* start Data provided *

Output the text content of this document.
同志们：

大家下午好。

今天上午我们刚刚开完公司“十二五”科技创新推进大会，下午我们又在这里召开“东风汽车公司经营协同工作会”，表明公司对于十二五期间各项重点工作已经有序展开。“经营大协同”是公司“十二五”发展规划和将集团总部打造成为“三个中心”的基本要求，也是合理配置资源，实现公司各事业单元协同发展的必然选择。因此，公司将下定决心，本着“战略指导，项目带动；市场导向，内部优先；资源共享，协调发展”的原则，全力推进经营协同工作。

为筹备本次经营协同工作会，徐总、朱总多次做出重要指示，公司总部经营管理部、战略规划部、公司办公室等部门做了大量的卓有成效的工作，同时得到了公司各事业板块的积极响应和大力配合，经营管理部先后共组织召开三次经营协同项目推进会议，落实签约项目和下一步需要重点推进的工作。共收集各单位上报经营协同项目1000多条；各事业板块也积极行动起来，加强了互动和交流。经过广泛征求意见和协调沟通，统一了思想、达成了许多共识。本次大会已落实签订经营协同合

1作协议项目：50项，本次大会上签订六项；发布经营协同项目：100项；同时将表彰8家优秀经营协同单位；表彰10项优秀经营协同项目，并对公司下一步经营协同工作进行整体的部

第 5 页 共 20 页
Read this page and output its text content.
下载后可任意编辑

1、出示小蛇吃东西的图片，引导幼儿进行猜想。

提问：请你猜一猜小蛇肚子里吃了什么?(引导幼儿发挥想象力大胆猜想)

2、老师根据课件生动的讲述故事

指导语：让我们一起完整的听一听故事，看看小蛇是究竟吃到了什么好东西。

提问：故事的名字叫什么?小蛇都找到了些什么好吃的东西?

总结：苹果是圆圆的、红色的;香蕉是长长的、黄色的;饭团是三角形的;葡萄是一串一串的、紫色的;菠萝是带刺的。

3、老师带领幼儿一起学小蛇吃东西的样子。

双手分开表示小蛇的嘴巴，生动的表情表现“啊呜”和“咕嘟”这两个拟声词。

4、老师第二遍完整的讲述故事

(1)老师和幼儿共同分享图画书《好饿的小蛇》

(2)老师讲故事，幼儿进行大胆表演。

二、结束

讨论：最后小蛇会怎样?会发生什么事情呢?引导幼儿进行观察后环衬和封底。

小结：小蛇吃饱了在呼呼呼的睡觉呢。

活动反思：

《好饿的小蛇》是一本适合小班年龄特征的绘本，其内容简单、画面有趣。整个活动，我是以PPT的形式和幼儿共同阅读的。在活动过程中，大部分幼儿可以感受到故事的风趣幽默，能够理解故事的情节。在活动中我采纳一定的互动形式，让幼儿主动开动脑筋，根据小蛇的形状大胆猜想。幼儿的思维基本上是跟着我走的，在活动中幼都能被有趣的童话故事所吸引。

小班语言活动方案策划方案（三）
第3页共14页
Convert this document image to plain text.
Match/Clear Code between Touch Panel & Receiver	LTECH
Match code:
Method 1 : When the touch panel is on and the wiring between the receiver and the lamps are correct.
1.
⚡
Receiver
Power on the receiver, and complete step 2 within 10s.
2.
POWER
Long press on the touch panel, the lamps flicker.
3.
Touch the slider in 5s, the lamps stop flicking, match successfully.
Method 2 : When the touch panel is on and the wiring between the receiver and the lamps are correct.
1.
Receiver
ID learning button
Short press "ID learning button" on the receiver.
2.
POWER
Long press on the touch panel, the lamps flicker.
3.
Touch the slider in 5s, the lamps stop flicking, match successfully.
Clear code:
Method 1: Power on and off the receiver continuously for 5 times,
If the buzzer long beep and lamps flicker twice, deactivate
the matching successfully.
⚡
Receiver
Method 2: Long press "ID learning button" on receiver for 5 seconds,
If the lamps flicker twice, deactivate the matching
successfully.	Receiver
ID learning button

* end Data provided *

How many lines of the listing above include the word "press"? State the number and nothing else.

4